**Given task**
The JPPF forum page below has a site menu that starts with "Home" and ends with "Forums." List every item in that menu, in order.

**Source extract**
********************
JPPF, java, parallel computing, distributed computing, grid computing, parallel, distributed, cluster, grid, cloud, open source, android, .net
JPPF

The open source
grid computing
solution

 Home   About   Features   Download   Documentation   On Github   Forums 
January 20, 2021, 10:14:03 AM *
Welcome,
Please login or register.

Login with username, password and session length
Advanced search  
News: New users, please read this message. Thank you!
  Home Help Search Login Register  
Pages: [1]   Go Down

Author Topic: JPPF Server sending Tasks to Peer Server with no Nodes connected  (Read 1483 times)

JppfFan

  • JPPF Padawan
  • *
  • Posts: 12
JPPF Server sending Tasks to Peer Server with no Nodes connected
« on: September 23, 2015, 12:46:03 AM »
********************
**Information provided**
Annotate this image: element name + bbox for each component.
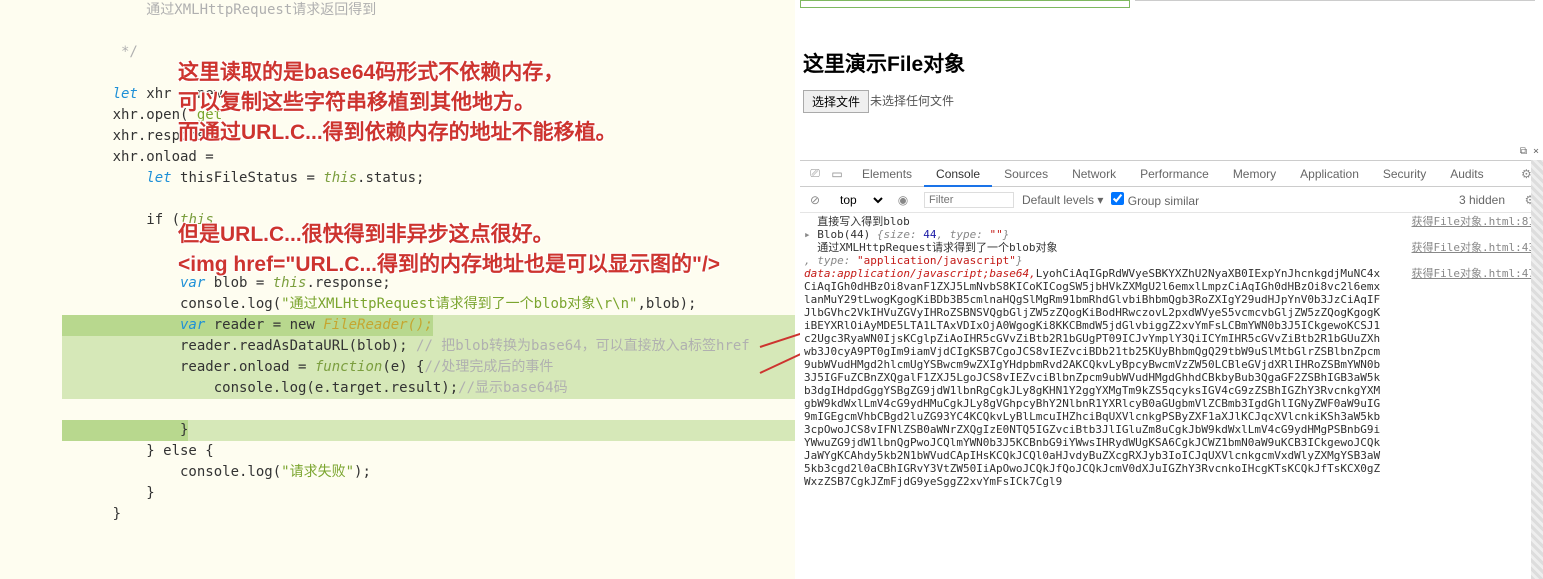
********************
**The answer**
Home, About, Features, Download, Documentation, On Github, Forums